• Consigne A:
Répondez aux questions suivantes à partir de l'article :
(i) En quelle année Chantal Delsol a-t-elle été élue à l'Académie des sciences morales et politiques ?
(ii) Combien d'enfants Chantal Delsol a-t-elle ?
(iii) Selon l'ouvrage, combien de siècles la Chrétienté a-t-elle duré ?
• Consigne B: Reproduisez fidèlement le passage de l'article allant de « Chantal Delsol, philosophe » à « éditions du Cerf. ».

• Texte:

--*--

De Philippe de Labriolle sur le site de l'Homme Nouveau dans Tribune libre :
Requiem pour une chrétienté défunte ? Contre-point au dernier livre de Chantal Delsol

Chantal Delsol, philosophe spécialiste de l’Antiquité gréco-romaine, élève de Julien Freund, a infléchi en cours de carrière sa passion spéculative vers l’étude de la pensée contemporaine. Professeur des Universités, désormais émérite, elle a publié de nombreux essais dont la tenue intellectuelle et la hauteur de vue lui ont valu d’être élue, en 2009, à l’Académie des sciences morales et politiques. Le dernier en date : La fin de la chrétienté, vient de paraître aux éditions du Cerf.
Cette catholique, mère de six enfants (dont un adoptif), élevée dans un milieu favorisé du Lyonnais, n’a jamais caché son aversion pour le communisme, lequel était encore, durant ses études, l’opium des intellectuels, selon l’expression heureuse de Raymond Aron. Libérale-conservatrice, selon ses dires, soutien discret mais fidèle des choix de société cruciaux tels que le refus du mariage pour tous, ou la dénonciation de l’effondrement général du niveau scolaire, cette observatrice attentive de ses semblables jouit d’un crédit notable auprès des milieux catholiques soucieux de le rester.
Un livre accessible et… décevant
Cette Fin de la Chrétienté méritait donc l’étude, en raison de l’excellente réception dont l’ouvrage a fait l’objet, d’une part, et de son contenu, provocateur plus encore que décevant, d’autre part. Son succès tient aussi à son accessibilité. En 170 pages lisibles par un presbyte assis sur ses lunettes, l’affaire est conclue. La Chrétienté n’est pas l’Eglise. « Il s’agit de la civilisation inspirée, ordonnée, guidée par l’Eglise ». Elle a duré 16 siècles, de l’Edit de Milan à la dépénalisation de l’IVG. Elle est désormais défunte. Elle a lassé les peuples qu’elle animait, et savez-vous de quelle façon ? « Nous avons profané l’idée de vérité, à force de vouloir à tout prix identifier la Foi à un savoir » (p.125). Cet abus aurait précipité sa fin. La croyez-vous inconsolable de ce désastre ? Que nenni : « Renoncer à la Chrétienté n’est pas un sacrifice douloureux. » (p.170). In cauda venenum.

--*--

• Données fournies:

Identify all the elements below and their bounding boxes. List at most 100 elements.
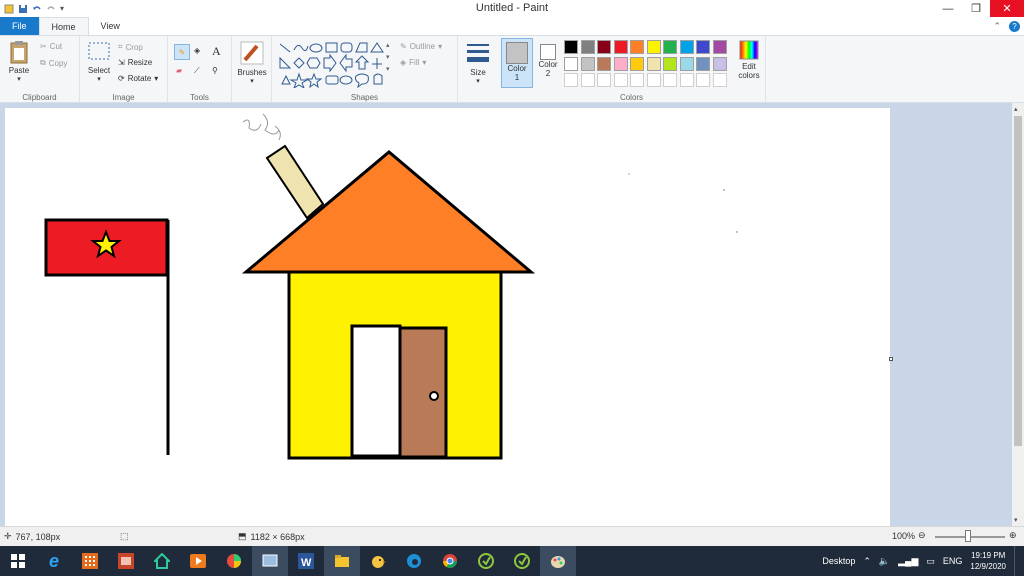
save-icon[interactable] <box>18 4 28 14</box>
zoom-out-icon[interactable]: ⊖ <box>918 530 926 541</box>
drawing-canvas[interactable] <box>5 108 890 526</box>
color-swatch[interactable] <box>597 56 611 71</box>
fill-tool[interactable]: ◈ <box>194 46 200 55</box>
pencil-icon: ✎ <box>178 47 186 57</box>
color-swatch[interactable] <box>564 73 578 87</box>
chrome-icon[interactable] <box>432 546 468 576</box>
tab-home[interactable]: Home <box>38 17 89 35</box>
color-swatch[interactable] <box>712 40 727 54</box>
vertical-scrollbar[interactable]: ▴ ▾ <box>1012 103 1024 526</box>
color-swatch[interactable] <box>613 56 628 71</box>
start-button[interactable] <box>0 546 36 576</box>
powerpoint-icon[interactable] <box>108 546 144 576</box>
color-swatch[interactable] <box>679 73 694 87</box>
pencil-tool[interactable]: ✎ <box>174 44 190 60</box>
text-tool[interactable]: A <box>212 44 221 59</box>
shapes-scroll[interactable]: ▴ ▾ ▾ <box>386 40 394 88</box>
size-button[interactable]: Size ▾ <box>461 40 495 85</box>
color-swatch[interactable] <box>564 56 578 71</box>
rotate-button[interactable]: ⟳ Rotate ▾ <box>118 74 158 83</box>
minimize-button[interactable]: — <box>934 0 962 17</box>
zoom-in-icon[interactable]: ⊕ <box>1009 530 1017 541</box>
maximize-button[interactable]: ❐ <box>962 0 990 17</box>
color-swatch[interactable] <box>613 73 628 87</box>
close-button[interactable]: ✕ <box>990 0 1024 17</box>
color-swatch[interactable] <box>679 40 694 54</box>
shapes-gallery[interactable] <box>278 40 390 90</box>
customize-quick-access-icon[interactable]: ▾ <box>60 4 70 14</box>
zoom-slider-thumb[interactable] <box>965 530 971 542</box>
notifications-icon[interactable] <box>1014 546 1018 576</box>
colorful-app-icon[interactable] <box>216 546 252 576</box>
color-swatch[interactable] <box>630 56 644 71</box>
speck <box>723 189 725 191</box>
color-swatch[interactable] <box>696 40 710 54</box>
scroll-thumb[interactable] <box>1014 116 1022 446</box>
color-picker-tool[interactable]: ⟋ <box>194 66 200 76</box>
desktop-toolbar[interactable]: Desktop <box>822 556 855 566</box>
color-swatch[interactable] <box>580 73 595 87</box>
brushes-button[interactable]: Brushes ▾ <box>235 40 269 85</box>
redo-icon[interactable] <box>46 4 56 14</box>
clock[interactable]: 19:19 PM 12/9/2020 <box>970 550 1006 572</box>
language-indicator[interactable]: ENG <box>943 556 963 566</box>
color-swatch[interactable] <box>663 40 677 54</box>
internet-explorer-icon[interactable]: e <box>36 546 72 576</box>
magnifier-tool[interactable]: ⚲ <box>212 66 218 75</box>
clipboard-group-label: Clipboard <box>22 93 57 102</box>
color-swatch[interactable] <box>646 73 661 87</box>
color-swatch[interactable] <box>597 40 611 54</box>
brushes-group: Brushes ▾ <box>232 36 272 104</box>
color-swatch[interactable] <box>597 73 611 87</box>
word-icon[interactable]: W <box>288 546 324 576</box>
scroll-up-icon[interactable]: ▴ <box>1014 105 1018 113</box>
resize-button[interactable]: ⇲ Resize <box>118 58 152 67</box>
help-icon[interactable]: ? <box>1009 20 1020 32</box>
battery-icon[interactable]: ▭ <box>926 556 935 567</box>
color-swatch[interactable] <box>712 73 727 87</box>
collapse-ribbon-icon[interactable]: ⌃ <box>993 21 1001 32</box>
color-swatch[interactable] <box>630 40 644 54</box>
color-swatch[interactable] <box>646 56 661 71</box>
color-swatch[interactable] <box>564 40 578 54</box>
color-swatch[interactable] <box>696 73 710 87</box>
green-app-icon-2[interactable] <box>504 546 540 576</box>
undo-icon[interactable] <box>32 4 42 14</box>
fill-button[interactable]: ◈ Fill ▾ <box>400 58 426 67</box>
green-app-icon[interactable] <box>468 546 504 576</box>
apps-grid-icon[interactable] <box>72 546 108 576</box>
canvas-resize-handle-right[interactable] <box>889 357 893 361</box>
copy-button[interactable]: ⧉ Copy <box>40 58 67 68</box>
paint-taskbar-icon[interactable] <box>540 546 576 576</box>
color-swatch[interactable] <box>663 73 677 87</box>
select-button[interactable]: Select ▾ <box>84 40 114 83</box>
tab-view[interactable]: View <box>89 17 132 35</box>
cut-button[interactable]: ✂ Cut <box>40 42 62 51</box>
color-swatch[interactable] <box>696 56 710 71</box>
home-app-icon[interactable] <box>144 546 180 576</box>
file-explorer-icon[interactable] <box>324 546 360 576</box>
remote-app-icon[interactable] <box>252 546 288 576</box>
paste-button[interactable]: Paste ▾ <box>4 40 34 83</box>
color-swatch[interactable] <box>580 40 595 54</box>
volume-icon[interactable]: 🔈 <box>879 556 890 567</box>
outline-button[interactable]: ✎ Outline ▾ <box>400 42 442 51</box>
color-swatch[interactable] <box>630 73 644 87</box>
tab-file[interactable]: File <box>0 17 39 35</box>
media-player-icon[interactable] <box>180 546 216 576</box>
network-icon[interactable]: ▂▄▆ <box>898 556 918 567</box>
edge-icon[interactable] <box>396 546 432 576</box>
color-swatch[interactable] <box>580 56 595 71</box>
color-swatch[interactable] <box>712 56 727 71</box>
scroll-down-icon[interactable]: ▾ <box>1014 516 1018 524</box>
show-hidden-icons[interactable]: ⌃ <box>863 556 871 567</box>
chicken-app-icon[interactable] <box>360 546 396 576</box>
color-swatch[interactable] <box>663 56 677 71</box>
color-swatch[interactable] <box>679 56 694 71</box>
color-swatch[interactable] <box>646 40 661 54</box>
paint-app-icon[interactable] <box>4 4 14 14</box>
eraser-tool[interactable]: ▰ <box>176 66 182 75</box>
color-swatch[interactable] <box>613 40 628 54</box>
edit-colors-button[interactable]: Edit colors <box>734 40 764 80</box>
crop-button[interactable]: ⌗ Crop <box>118 42 143 52</box>
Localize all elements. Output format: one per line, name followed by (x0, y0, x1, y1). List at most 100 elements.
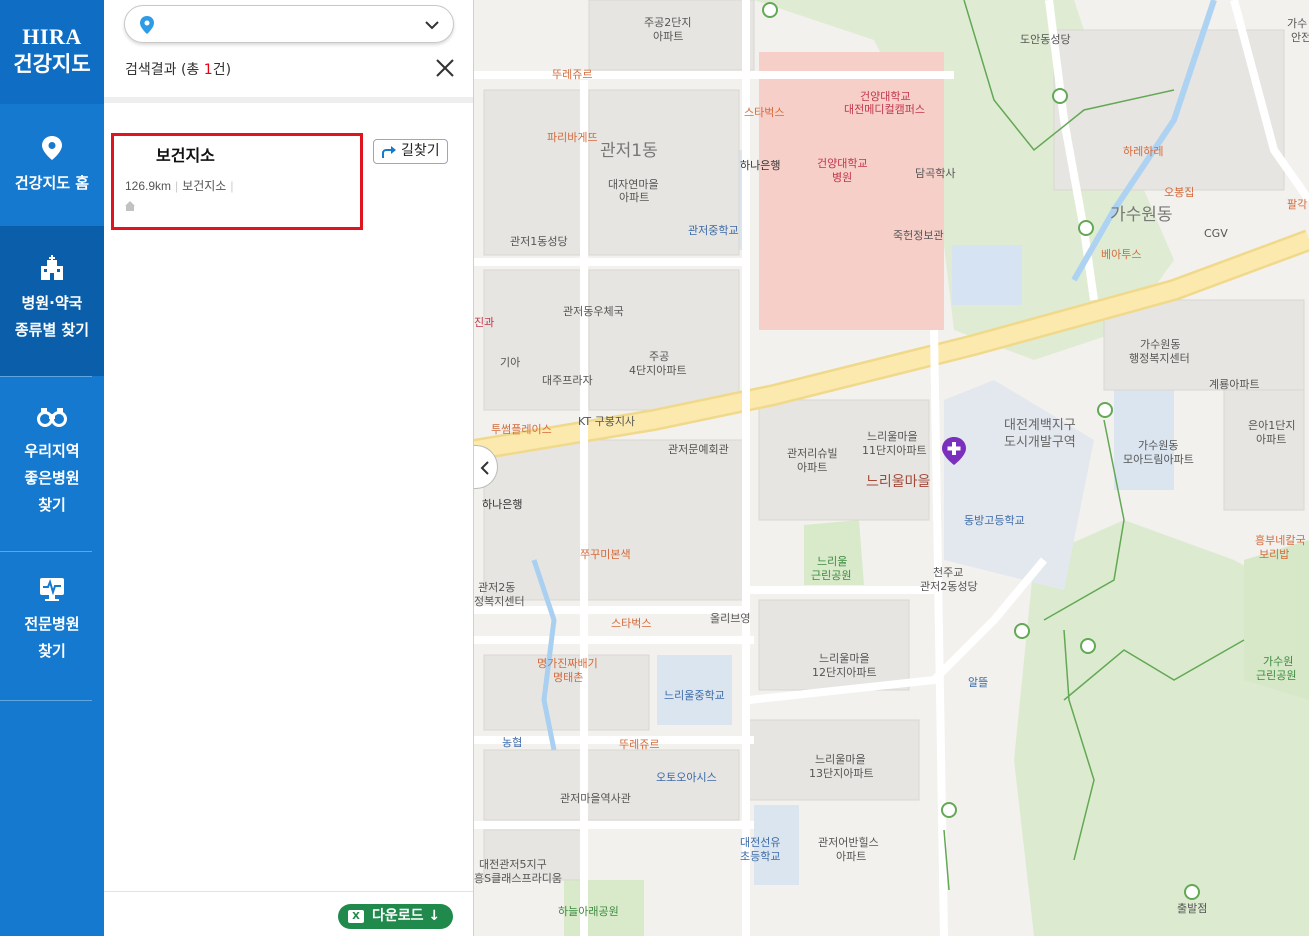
nav-specialty-hospitals[interactable]: 전문병원 찾기 (0, 551, 104, 700)
map-label[interactable]: 보리밥 (1259, 548, 1289, 561)
map-label[interactable]: 느리울마을 (867, 430, 918, 443)
map-label[interactable]: 죽헌정보관 (893, 229, 944, 242)
map-label[interactable]: 은아1단지 (1248, 419, 1295, 432)
map-label[interactable]: 명가진짜배기 (537, 657, 598, 670)
map-label[interactable]: 팔각 (1287, 198, 1307, 211)
map-label[interactable]: 관저문예회관 (668, 443, 729, 456)
map-label[interactable]: 올리브영 (710, 612, 750, 625)
map-label[interactable]: 관저중학교 (688, 224, 739, 237)
map-label[interactable]: 담곡학사 (915, 167, 955, 180)
map-label[interactable]: 정복지센터 (474, 595, 525, 608)
map-label[interactable]: 관저1동 (600, 143, 658, 160)
directions-button[interactable]: 길찾기 (373, 139, 448, 164)
map-label[interactable]: 투썸플레이스 (491, 423, 552, 436)
map-label[interactable]: 대전계백지구 (1004, 419, 1076, 432)
map-label[interactable]: 관저리슈빌 (787, 447, 838, 460)
map-label[interactable]: 13단지아파트 (809, 767, 874, 780)
map-label[interactable]: 출발점 (1177, 902, 1207, 915)
map-label[interactable]: 병원 (832, 171, 852, 184)
map-label[interactable]: 아파트 (797, 461, 827, 474)
map-label[interactable]: 흥S클래스프라디움 (474, 872, 562, 885)
map-label[interactable]: CGV (1204, 227, 1228, 240)
map-label[interactable]: 모아드림아파트 (1123, 453, 1194, 466)
map-label[interactable]: 행정복지센터 (1129, 352, 1190, 365)
map-label[interactable]: 관저2동 (478, 581, 515, 594)
map-label[interactable]: 가수 (1287, 17, 1307, 30)
map-label[interactable]: 느리울마을 (815, 753, 866, 766)
map-label[interactable]: 안전 (1291, 31, 1309, 44)
nav-hospital-pharmacy-by-type[interactable]: 병원·약국 종류별 찾기 (0, 226, 104, 376)
map-label[interactable]: 가수원동 (1138, 439, 1178, 452)
map-label[interactable]: 대주프라자 (542, 374, 593, 387)
map-label[interactable]: 농협 (502, 736, 522, 749)
map-label[interactable]: 가수원동 (1110, 207, 1173, 224)
map-label[interactable]: 천주교 (933, 566, 963, 579)
map-label[interactable]: 아파트 (1256, 433, 1286, 446)
result-count-number: 1 (203, 62, 213, 78)
map-label[interactable]: 베아투스 (1101, 248, 1141, 261)
download-excel-button[interactable]: X 다운로드 ↓ (338, 904, 453, 929)
map-label[interactable]: 계룡아파트 (1209, 378, 1260, 391)
map-label[interactable]: 알뜰 (968, 676, 988, 689)
map-label[interactable]: 느리울 (817, 555, 847, 568)
map-label[interactable]: 관저2동성당 (920, 580, 978, 593)
map-label[interactable]: 하나은행 (740, 159, 780, 172)
health-center-marker-icon[interactable] (941, 436, 967, 466)
map-label[interactable]: 명태촌 (553, 671, 583, 684)
map-label[interactable]: 하나은행 (482, 498, 522, 511)
map-label[interactable]: 초등학교 (740, 850, 780, 863)
map-label[interactable]: 느리울중학교 (664, 689, 725, 702)
map-label[interactable]: 대전관저5지구 (479, 858, 547, 871)
map-label[interactable]: 오토오아시스 (656, 771, 717, 784)
logo-text-health-map: 건강지도 (13, 52, 91, 76)
map-label[interactable]: 스타벅스 (611, 617, 651, 630)
map-label[interactable]: 아파트 (653, 30, 683, 43)
map-label[interactable]: 4단지아파트 (629, 364, 687, 377)
hira-logo[interactable]: HIRA 건강지도 (0, 0, 104, 104)
meta-divider: | (230, 179, 234, 193)
map-label[interactable]: 근린공원 (811, 569, 851, 582)
location-select[interactable] (124, 5, 454, 43)
map-label[interactable]: 12단지아파트 (812, 666, 877, 679)
map-label[interactable]: 주공 (649, 350, 669, 363)
map-label[interactable]: 가수원 (1263, 655, 1293, 668)
map-label[interactable]: 아파트 (619, 191, 649, 204)
map-label[interactable]: 진과 (474, 316, 494, 329)
nav-health-map-home[interactable]: 건강지도 홈 (0, 104, 104, 226)
map-label[interactable]: 스타벅스 (744, 106, 784, 119)
map-label[interactable]: 느리울마을 (819, 652, 870, 665)
map-label[interactable]: 11단지아파트 (862, 444, 927, 457)
map-label[interactable]: 느리울마을 (866, 475, 930, 489)
map-label[interactable]: 하늘아래공원 (558, 905, 619, 918)
map-label[interactable]: 도안동성당 (1020, 33, 1071, 46)
map-label[interactable]: 도시개발구역 (1004, 436, 1076, 449)
map-label[interactable]: 건양대학교 (860, 90, 911, 103)
map-label[interactable]: 관저동우체국 (563, 305, 624, 318)
map-label[interactable]: 대전메디컬캠퍼스 (844, 103, 925, 116)
map-label[interactable]: 뚜레쥬르 (552, 68, 592, 81)
map-label[interactable]: 파리바게뜨 (547, 131, 598, 144)
map-label[interactable]: 기아 (500, 356, 520, 369)
map-label[interactable]: 관저어반힐스 (818, 836, 879, 849)
map-label[interactable]: 관저1동성당 (510, 235, 568, 248)
map-label[interactable]: 오봉집 (1164, 186, 1194, 199)
map-label[interactable]: 대전선유 (740, 836, 780, 849)
result-list-item[interactable]: 보건지소 126.9km | 보건지소 | (111, 133, 363, 230)
map-label[interactable]: 건양대학교 (817, 157, 868, 170)
map-label[interactable]: 동방고등학교 (964, 514, 1025, 527)
map-label[interactable]: 뚜레쥬르 (619, 738, 659, 751)
map-label[interactable]: 주공2단지 (644, 16, 691, 29)
result-facility-name[interactable]: 보건지소 (156, 142, 215, 166)
map-label[interactable]: 아파트 (836, 850, 866, 863)
map-view[interactable]: 주공2단지 아파트 뚜레쥬르 파리바게뜨 관저1동 대자연마을 아파트 관저중학… (474, 0, 1309, 936)
map-label[interactable]: 근린공원 (1256, 669, 1296, 682)
map-label[interactable]: KT 구봉지사 (578, 415, 635, 428)
map-label[interactable]: 가수원동 (1140, 338, 1180, 351)
map-label[interactable]: 관저마을역사관 (560, 792, 631, 805)
close-icon[interactable] (434, 57, 456, 79)
map-label[interactable]: 하레하레 (1123, 145, 1163, 158)
map-label[interactable]: 대자연마을 (608, 178, 659, 191)
nav-local-good-hospitals[interactable]: 우리지역 좋은병원 찾기 (0, 376, 104, 551)
map-label[interactable]: 흥부네칼국 (1255, 534, 1306, 547)
map-label[interactable]: 쭈꾸미본색 (580, 548, 631, 561)
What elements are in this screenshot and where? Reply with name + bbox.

--*--

• Réponse A:
(i) En 2009.
(ii) Six enfants, dont un adoptif.
(iii) Seize siècles, de l'Édit de Milan à la dépénalisation de l'IVG.

• Réponse B:
Chantal Delsol, philosophe spécialiste de l’Antiquité gréco-romaine, élève de Julien Freund, a infléchi en cours de carrière sa passion spéculative vers l’étude de la pensée contemporaine. Professeur des Universités, désormais émérite, elle a publié de nombreux essais dont la tenue intellectuelle et la hauteur de vue lui ont valu d’être élue, en 2009, à l’Académie des sciences morales et politiques. Le dernier en date : La fin de la chrétienté, vient de paraître aux éditions du Cerf.